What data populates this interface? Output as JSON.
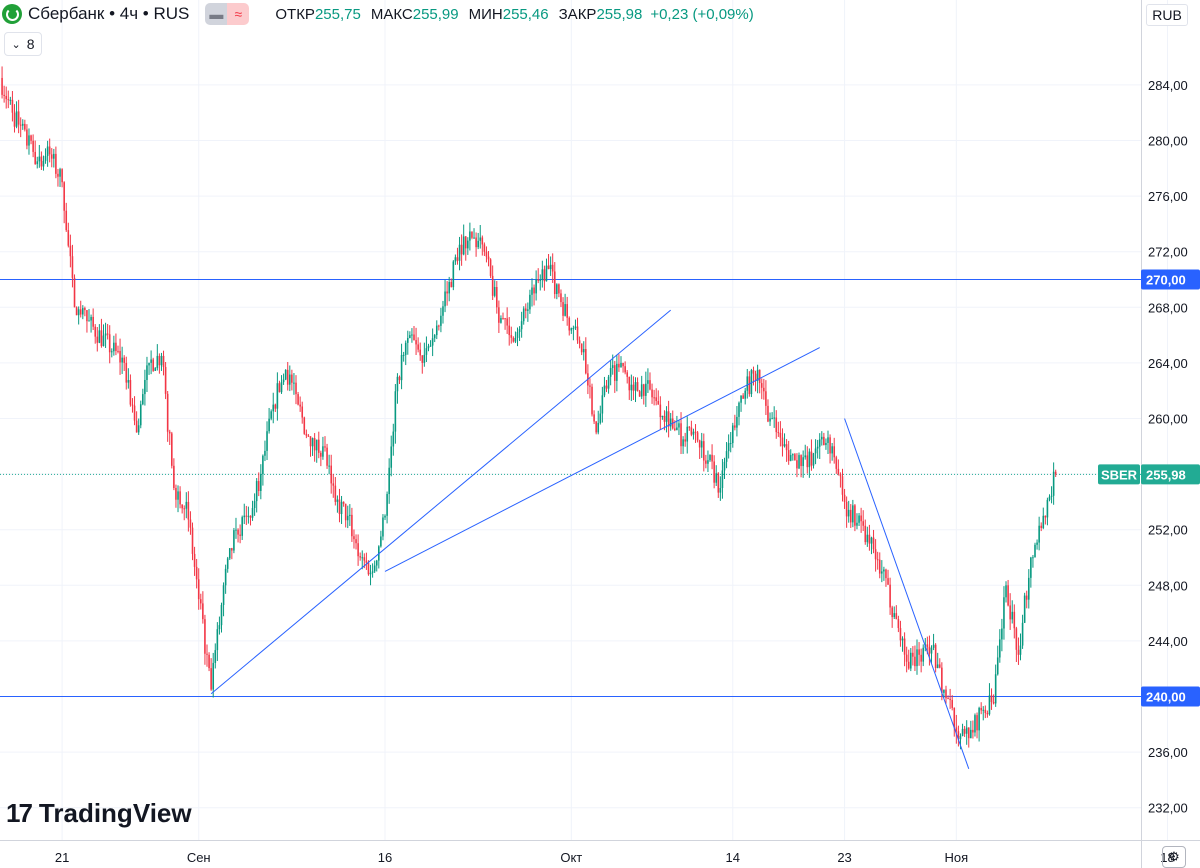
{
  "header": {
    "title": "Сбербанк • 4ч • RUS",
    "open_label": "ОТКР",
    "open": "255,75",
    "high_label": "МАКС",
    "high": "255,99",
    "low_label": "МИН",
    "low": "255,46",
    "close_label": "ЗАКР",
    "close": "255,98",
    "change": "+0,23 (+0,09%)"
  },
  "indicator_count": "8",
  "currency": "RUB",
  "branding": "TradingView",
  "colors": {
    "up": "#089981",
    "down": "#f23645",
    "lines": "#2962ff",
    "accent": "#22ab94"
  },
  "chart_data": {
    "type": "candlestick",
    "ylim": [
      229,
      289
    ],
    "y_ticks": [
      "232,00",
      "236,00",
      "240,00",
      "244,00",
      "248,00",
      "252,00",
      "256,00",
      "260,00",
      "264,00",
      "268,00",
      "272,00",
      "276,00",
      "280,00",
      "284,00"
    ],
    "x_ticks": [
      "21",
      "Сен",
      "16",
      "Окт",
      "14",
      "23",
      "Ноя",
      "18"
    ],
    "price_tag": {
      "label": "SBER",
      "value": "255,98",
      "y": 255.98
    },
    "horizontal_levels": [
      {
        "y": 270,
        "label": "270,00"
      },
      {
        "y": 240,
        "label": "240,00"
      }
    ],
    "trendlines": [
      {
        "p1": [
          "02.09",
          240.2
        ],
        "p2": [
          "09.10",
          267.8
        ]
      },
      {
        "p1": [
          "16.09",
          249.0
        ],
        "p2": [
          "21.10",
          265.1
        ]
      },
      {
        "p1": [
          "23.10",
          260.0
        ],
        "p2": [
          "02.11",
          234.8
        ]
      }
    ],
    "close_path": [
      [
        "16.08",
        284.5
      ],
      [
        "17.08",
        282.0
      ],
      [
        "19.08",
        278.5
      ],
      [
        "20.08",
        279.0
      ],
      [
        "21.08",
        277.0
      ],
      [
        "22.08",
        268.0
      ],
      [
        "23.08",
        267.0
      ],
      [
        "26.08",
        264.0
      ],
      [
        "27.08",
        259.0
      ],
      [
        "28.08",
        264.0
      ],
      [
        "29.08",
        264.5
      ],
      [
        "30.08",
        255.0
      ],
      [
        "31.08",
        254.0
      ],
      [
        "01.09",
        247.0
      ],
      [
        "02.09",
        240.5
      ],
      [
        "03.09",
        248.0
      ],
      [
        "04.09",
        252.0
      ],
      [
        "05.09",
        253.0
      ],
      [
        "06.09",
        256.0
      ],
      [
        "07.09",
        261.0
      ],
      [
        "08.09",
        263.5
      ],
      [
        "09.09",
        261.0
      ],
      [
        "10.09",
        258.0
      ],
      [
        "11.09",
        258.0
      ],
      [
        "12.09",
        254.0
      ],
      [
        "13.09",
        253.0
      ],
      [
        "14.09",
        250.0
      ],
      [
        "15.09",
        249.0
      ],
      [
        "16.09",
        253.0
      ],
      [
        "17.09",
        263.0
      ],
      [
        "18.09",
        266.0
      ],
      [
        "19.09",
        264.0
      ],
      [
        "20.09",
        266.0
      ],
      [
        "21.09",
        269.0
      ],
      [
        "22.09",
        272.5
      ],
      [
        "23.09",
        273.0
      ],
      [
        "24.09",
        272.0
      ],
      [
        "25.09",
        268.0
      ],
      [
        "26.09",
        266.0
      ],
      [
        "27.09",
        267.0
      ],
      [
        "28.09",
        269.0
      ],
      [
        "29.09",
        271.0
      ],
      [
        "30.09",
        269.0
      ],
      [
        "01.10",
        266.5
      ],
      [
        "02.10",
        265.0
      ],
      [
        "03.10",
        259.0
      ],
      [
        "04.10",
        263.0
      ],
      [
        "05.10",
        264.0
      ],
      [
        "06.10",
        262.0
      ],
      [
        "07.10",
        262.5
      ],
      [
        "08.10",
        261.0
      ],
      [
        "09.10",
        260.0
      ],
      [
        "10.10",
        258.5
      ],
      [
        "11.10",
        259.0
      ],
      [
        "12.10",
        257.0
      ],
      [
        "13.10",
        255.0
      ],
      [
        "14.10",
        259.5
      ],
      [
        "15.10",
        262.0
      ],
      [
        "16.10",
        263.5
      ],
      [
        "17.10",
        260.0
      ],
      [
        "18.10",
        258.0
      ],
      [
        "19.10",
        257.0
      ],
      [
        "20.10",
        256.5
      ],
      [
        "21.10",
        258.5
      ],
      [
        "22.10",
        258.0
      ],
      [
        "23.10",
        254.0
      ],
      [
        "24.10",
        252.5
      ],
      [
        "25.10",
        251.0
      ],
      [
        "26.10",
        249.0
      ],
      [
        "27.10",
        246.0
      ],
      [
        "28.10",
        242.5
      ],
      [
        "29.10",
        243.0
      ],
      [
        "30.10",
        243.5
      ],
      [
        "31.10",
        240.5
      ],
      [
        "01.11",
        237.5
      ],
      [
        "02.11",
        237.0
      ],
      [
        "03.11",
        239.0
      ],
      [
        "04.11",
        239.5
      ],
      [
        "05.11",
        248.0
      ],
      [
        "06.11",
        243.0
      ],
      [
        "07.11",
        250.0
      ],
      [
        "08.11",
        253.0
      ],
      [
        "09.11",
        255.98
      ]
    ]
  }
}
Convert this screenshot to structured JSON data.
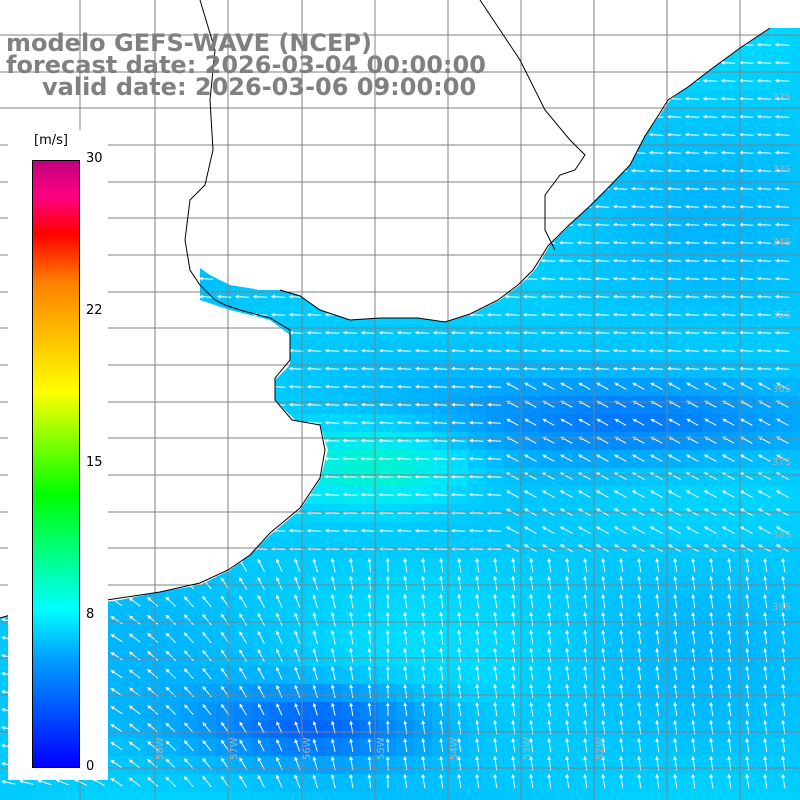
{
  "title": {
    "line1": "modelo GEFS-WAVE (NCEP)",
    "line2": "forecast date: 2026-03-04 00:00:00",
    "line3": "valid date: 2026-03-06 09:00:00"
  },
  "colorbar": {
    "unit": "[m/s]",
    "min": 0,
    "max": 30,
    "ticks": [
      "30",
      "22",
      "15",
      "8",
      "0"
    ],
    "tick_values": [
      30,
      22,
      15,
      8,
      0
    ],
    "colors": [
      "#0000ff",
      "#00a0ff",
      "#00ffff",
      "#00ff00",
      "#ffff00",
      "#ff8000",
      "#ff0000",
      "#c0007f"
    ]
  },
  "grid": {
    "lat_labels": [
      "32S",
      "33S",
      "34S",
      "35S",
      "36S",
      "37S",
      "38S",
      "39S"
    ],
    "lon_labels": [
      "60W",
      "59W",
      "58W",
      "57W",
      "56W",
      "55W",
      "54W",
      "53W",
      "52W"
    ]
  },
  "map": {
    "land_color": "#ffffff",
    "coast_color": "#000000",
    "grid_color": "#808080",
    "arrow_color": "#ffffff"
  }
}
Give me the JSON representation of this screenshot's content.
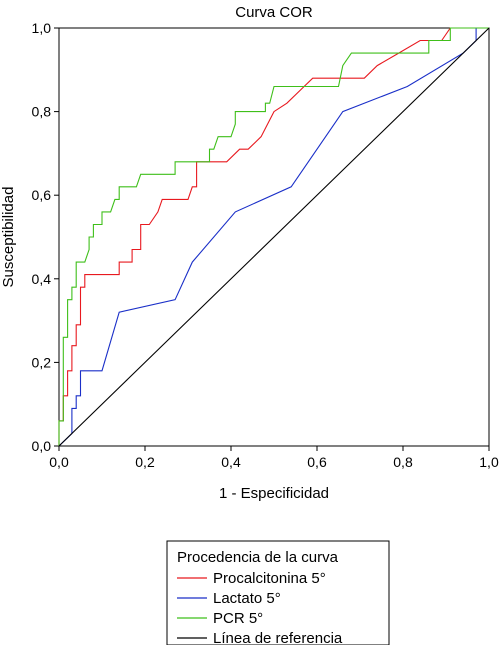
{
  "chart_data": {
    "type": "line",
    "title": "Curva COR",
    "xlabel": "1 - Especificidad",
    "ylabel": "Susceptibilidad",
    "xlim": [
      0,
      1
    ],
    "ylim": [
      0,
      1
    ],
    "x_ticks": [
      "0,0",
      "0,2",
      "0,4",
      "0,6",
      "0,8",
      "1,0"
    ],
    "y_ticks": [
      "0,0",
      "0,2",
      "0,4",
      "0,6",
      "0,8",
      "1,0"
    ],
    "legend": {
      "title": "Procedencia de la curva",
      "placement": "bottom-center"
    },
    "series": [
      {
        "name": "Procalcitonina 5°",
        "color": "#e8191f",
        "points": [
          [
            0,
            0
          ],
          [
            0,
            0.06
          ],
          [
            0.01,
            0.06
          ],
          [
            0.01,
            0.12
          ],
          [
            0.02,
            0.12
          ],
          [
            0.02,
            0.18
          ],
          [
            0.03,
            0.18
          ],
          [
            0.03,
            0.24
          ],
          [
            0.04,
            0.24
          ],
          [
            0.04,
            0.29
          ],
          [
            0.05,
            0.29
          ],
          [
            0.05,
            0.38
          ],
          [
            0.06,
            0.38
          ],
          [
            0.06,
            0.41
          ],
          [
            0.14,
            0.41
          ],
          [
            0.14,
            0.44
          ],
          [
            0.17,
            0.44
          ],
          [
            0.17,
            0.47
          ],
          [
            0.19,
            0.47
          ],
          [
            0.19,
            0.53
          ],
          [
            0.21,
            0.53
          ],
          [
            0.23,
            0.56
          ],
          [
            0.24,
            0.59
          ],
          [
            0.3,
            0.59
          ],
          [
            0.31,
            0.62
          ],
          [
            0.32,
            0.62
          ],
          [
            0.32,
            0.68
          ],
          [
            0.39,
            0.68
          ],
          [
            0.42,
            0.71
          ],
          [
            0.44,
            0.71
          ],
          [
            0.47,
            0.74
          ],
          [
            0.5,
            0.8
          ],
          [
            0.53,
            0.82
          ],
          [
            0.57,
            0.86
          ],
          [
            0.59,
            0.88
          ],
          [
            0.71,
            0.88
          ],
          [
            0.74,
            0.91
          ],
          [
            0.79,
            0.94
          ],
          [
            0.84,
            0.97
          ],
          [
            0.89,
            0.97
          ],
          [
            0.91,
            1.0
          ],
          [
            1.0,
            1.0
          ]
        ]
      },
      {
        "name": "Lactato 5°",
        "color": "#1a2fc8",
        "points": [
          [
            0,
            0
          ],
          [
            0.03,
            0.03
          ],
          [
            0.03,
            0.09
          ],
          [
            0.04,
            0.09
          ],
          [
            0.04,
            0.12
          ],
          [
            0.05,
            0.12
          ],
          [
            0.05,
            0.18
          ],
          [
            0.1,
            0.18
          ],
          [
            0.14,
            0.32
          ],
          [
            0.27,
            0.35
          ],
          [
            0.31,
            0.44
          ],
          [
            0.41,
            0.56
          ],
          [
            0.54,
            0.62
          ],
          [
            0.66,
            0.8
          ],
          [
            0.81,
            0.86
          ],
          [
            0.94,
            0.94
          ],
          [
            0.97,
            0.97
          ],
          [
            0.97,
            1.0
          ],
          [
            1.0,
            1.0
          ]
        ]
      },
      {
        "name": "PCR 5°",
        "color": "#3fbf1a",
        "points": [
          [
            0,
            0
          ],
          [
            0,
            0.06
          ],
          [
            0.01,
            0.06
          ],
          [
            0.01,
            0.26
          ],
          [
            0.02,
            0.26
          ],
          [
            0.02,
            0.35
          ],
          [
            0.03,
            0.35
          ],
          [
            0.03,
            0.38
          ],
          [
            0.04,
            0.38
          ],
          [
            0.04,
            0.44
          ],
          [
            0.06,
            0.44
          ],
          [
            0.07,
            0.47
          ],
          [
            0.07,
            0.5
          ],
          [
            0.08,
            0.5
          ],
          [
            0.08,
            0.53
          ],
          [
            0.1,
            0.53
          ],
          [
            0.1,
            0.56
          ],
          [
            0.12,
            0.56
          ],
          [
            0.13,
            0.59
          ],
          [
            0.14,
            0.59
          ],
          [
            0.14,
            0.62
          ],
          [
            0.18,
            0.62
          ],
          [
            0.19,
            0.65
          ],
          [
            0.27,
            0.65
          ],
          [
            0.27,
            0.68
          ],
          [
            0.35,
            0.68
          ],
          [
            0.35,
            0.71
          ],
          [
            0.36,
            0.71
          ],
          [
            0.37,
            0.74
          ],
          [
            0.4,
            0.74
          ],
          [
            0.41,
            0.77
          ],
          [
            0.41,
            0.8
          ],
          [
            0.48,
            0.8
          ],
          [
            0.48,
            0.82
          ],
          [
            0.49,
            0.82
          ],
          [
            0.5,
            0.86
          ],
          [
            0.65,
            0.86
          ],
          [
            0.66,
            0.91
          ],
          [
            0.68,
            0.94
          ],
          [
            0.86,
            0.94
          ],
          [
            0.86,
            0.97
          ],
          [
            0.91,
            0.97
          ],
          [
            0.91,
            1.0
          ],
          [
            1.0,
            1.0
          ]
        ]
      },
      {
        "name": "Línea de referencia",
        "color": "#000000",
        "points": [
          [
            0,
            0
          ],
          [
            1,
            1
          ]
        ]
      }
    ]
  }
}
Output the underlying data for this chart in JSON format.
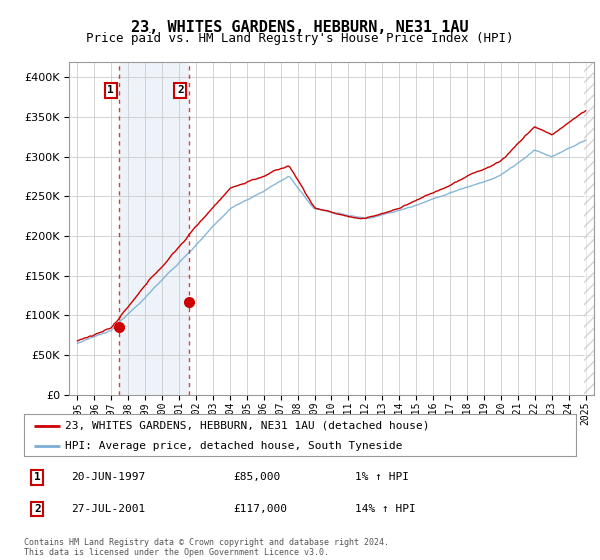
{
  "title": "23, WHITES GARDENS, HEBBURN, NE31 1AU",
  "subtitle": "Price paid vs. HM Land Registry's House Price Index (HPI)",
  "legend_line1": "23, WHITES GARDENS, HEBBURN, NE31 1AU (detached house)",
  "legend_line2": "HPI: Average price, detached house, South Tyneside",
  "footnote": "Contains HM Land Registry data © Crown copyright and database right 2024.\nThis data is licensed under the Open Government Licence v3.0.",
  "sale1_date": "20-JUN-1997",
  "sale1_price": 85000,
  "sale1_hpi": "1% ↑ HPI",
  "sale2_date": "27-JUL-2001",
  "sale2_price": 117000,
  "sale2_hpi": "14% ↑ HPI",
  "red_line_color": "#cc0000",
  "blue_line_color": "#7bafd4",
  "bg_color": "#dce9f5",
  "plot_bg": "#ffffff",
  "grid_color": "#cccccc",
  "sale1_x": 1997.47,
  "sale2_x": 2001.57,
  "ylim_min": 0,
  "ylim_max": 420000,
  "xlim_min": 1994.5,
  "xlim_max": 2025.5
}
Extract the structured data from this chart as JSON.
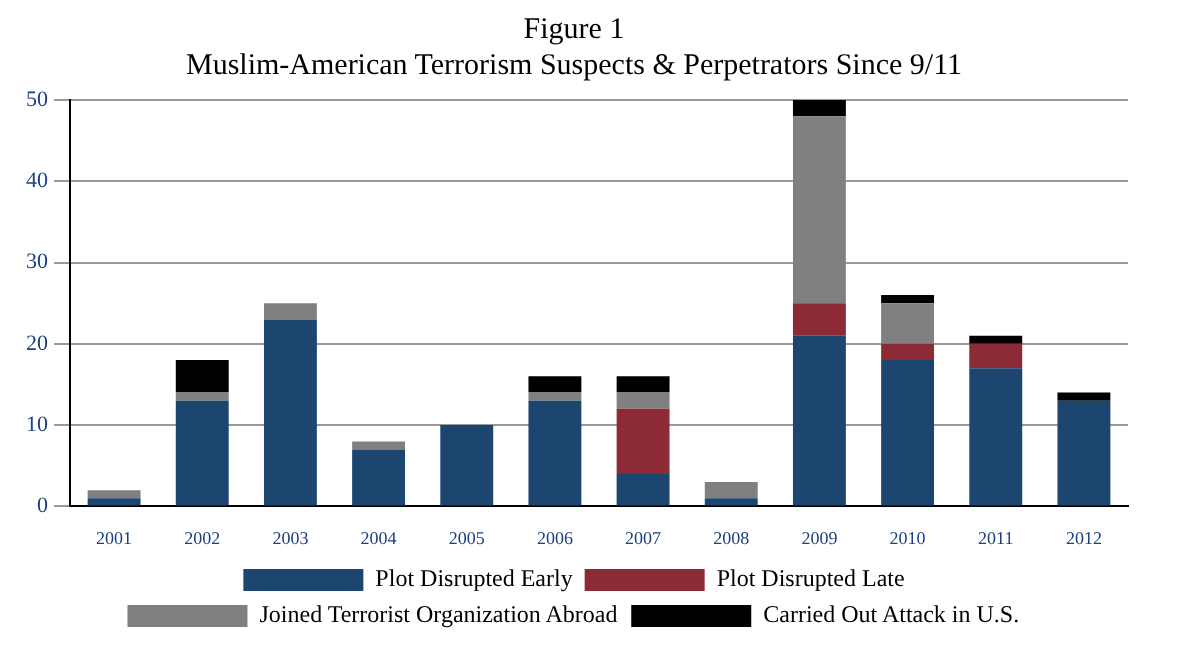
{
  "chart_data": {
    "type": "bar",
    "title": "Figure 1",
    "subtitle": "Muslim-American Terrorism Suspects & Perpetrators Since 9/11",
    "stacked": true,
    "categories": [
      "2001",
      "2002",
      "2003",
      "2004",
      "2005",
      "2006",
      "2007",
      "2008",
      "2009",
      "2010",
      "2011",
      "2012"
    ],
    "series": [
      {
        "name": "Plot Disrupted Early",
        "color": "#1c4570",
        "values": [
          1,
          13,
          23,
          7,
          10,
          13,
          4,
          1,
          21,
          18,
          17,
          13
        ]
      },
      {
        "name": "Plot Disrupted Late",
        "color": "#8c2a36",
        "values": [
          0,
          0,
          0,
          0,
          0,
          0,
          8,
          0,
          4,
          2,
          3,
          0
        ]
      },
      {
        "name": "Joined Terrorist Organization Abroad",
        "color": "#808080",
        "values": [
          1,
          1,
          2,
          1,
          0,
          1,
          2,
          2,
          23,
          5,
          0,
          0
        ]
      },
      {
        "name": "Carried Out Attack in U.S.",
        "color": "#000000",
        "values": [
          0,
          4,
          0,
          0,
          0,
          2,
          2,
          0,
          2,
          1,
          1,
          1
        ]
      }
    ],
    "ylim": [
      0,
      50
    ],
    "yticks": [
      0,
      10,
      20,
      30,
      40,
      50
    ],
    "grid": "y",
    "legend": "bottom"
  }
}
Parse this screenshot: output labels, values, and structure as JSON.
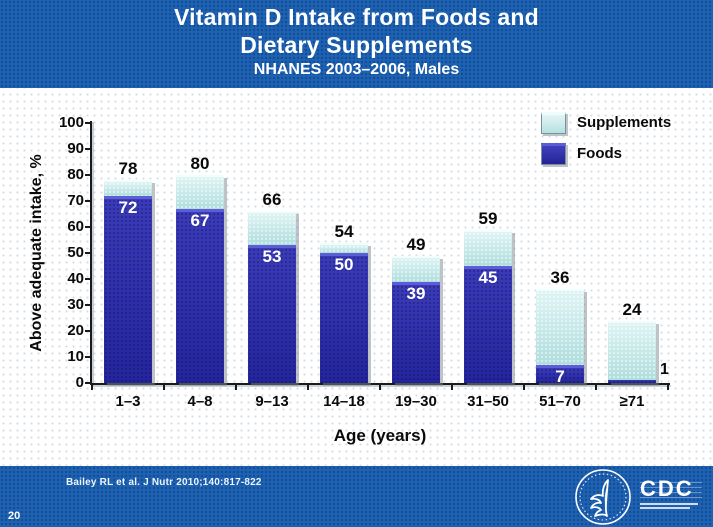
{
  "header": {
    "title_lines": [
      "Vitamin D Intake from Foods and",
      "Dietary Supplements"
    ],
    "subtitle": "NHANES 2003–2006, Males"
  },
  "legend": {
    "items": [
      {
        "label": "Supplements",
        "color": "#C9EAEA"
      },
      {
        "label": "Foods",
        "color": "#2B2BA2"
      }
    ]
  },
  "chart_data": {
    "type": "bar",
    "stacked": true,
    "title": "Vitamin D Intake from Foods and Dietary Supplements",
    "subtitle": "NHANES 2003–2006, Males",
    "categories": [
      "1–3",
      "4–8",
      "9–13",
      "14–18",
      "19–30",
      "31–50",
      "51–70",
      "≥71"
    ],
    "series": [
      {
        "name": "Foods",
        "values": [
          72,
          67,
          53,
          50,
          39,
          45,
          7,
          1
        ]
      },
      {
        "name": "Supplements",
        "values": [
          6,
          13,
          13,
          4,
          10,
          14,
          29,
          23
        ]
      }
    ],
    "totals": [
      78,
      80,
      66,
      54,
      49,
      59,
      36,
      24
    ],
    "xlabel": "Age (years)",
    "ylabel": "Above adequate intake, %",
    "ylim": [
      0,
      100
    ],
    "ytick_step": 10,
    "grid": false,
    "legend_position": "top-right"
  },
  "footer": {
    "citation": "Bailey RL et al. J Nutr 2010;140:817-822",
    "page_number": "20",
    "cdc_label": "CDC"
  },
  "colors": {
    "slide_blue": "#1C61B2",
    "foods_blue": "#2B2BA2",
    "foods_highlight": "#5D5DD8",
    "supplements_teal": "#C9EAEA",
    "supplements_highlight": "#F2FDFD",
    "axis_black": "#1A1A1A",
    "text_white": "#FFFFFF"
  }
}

────────

- **GIVEN EXERCISE**: Tally the lines in this data that hold the word "Males" and state only the count.

- **RESPONSE TO THE TASK**: 2